● DATA ROWS

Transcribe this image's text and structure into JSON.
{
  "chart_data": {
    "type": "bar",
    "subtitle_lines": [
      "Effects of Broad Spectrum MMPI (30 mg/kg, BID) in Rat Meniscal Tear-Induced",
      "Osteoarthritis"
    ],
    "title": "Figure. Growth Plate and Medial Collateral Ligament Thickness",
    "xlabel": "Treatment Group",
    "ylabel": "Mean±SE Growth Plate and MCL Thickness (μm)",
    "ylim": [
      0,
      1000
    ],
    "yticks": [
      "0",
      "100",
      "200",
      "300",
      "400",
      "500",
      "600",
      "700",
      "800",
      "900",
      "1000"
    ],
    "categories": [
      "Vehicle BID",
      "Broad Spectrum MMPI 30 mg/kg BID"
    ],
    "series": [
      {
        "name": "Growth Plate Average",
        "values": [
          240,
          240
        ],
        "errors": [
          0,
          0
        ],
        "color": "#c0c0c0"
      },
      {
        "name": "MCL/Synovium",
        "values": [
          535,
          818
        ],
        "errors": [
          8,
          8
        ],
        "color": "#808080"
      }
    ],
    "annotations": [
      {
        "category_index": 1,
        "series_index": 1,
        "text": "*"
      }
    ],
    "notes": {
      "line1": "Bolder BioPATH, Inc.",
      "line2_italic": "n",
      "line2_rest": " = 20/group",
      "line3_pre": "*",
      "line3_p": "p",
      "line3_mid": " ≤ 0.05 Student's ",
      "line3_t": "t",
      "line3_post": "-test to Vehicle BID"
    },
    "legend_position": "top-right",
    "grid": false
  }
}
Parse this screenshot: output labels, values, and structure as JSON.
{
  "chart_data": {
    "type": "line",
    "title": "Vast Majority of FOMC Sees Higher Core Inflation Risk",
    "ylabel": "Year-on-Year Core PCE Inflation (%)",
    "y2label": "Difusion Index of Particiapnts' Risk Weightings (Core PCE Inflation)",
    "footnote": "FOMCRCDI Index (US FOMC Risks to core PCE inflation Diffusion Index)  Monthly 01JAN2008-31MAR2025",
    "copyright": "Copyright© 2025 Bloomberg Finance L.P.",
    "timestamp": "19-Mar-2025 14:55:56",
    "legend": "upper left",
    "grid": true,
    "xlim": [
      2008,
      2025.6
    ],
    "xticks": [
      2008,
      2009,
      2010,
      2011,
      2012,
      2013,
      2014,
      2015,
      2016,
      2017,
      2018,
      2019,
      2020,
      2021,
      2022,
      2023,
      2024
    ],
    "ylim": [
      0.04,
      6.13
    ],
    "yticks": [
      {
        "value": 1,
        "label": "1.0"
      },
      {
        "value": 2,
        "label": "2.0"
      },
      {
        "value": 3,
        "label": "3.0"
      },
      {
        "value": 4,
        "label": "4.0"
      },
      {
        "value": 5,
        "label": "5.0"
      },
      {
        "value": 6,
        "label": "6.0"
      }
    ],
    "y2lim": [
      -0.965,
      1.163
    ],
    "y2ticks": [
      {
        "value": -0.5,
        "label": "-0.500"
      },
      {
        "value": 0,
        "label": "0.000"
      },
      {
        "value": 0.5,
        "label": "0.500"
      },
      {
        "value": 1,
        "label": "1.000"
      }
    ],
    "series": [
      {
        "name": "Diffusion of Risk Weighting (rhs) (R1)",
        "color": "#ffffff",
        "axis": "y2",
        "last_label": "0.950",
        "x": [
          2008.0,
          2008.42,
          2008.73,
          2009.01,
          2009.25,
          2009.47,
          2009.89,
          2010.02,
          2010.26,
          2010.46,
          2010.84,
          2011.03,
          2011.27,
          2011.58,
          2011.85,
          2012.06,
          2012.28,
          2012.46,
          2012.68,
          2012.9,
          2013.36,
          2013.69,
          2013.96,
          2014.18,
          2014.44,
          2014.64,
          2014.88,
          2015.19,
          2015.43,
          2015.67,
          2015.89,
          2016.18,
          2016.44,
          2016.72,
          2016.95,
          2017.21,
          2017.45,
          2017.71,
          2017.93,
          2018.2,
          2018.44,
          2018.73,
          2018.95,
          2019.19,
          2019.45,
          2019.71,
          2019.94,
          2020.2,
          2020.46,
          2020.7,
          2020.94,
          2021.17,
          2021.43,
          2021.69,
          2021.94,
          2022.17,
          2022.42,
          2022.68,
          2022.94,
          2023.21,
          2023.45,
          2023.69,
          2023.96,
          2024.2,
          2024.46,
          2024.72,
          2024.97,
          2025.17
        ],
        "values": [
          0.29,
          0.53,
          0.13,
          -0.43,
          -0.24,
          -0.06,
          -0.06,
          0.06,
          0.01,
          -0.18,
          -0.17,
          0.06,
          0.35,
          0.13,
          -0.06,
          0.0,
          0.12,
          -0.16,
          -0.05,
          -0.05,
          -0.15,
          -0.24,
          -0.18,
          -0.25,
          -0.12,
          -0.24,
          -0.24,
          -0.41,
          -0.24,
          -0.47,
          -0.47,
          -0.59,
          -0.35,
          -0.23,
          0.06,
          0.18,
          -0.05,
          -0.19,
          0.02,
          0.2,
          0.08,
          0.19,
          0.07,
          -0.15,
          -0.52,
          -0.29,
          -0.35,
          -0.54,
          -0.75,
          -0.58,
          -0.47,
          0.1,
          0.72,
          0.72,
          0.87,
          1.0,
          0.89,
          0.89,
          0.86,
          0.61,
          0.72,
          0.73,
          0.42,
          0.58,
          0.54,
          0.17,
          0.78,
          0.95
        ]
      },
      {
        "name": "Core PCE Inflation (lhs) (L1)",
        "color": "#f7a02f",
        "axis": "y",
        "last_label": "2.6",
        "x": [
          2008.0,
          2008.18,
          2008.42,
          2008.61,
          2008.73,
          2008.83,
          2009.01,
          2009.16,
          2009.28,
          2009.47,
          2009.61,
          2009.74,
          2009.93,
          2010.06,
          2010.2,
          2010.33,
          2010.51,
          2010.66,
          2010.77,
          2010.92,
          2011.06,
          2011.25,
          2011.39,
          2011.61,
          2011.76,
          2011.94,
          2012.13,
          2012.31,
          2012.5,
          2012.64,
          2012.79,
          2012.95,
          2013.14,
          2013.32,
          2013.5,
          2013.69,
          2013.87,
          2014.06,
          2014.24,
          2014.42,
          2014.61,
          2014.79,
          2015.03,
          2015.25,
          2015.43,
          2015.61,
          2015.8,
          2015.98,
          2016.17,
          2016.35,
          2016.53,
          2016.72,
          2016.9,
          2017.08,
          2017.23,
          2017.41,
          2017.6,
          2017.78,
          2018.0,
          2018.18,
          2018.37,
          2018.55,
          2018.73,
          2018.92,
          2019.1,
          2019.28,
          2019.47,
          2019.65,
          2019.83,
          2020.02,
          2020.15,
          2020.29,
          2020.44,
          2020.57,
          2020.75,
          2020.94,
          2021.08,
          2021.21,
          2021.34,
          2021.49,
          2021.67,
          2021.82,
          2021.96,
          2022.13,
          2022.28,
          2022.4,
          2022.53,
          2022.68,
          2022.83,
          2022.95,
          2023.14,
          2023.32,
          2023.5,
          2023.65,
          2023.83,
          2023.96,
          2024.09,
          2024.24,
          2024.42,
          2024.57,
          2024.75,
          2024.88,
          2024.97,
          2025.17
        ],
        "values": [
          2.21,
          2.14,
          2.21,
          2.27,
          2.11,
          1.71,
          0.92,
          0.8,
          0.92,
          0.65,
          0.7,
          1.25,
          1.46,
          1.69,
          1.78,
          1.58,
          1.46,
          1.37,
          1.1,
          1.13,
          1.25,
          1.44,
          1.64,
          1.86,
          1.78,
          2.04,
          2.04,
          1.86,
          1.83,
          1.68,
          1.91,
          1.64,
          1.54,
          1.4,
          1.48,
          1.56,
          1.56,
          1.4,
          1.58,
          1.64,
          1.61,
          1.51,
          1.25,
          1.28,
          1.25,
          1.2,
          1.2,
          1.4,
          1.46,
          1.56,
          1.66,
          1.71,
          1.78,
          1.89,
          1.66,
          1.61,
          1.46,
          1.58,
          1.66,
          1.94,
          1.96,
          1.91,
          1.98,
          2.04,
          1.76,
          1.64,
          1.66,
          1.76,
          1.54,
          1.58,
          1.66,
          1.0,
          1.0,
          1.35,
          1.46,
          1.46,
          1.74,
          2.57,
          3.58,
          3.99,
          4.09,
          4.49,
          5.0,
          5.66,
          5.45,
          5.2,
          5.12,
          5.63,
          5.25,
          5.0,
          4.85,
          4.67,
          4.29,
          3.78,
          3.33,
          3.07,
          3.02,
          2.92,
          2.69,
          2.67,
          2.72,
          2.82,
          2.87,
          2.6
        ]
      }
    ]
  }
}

● TASK TO COMPLETE
Give only the number of lines in the data that hold the string "Spectrum".

● CORRECT OUTPUT
2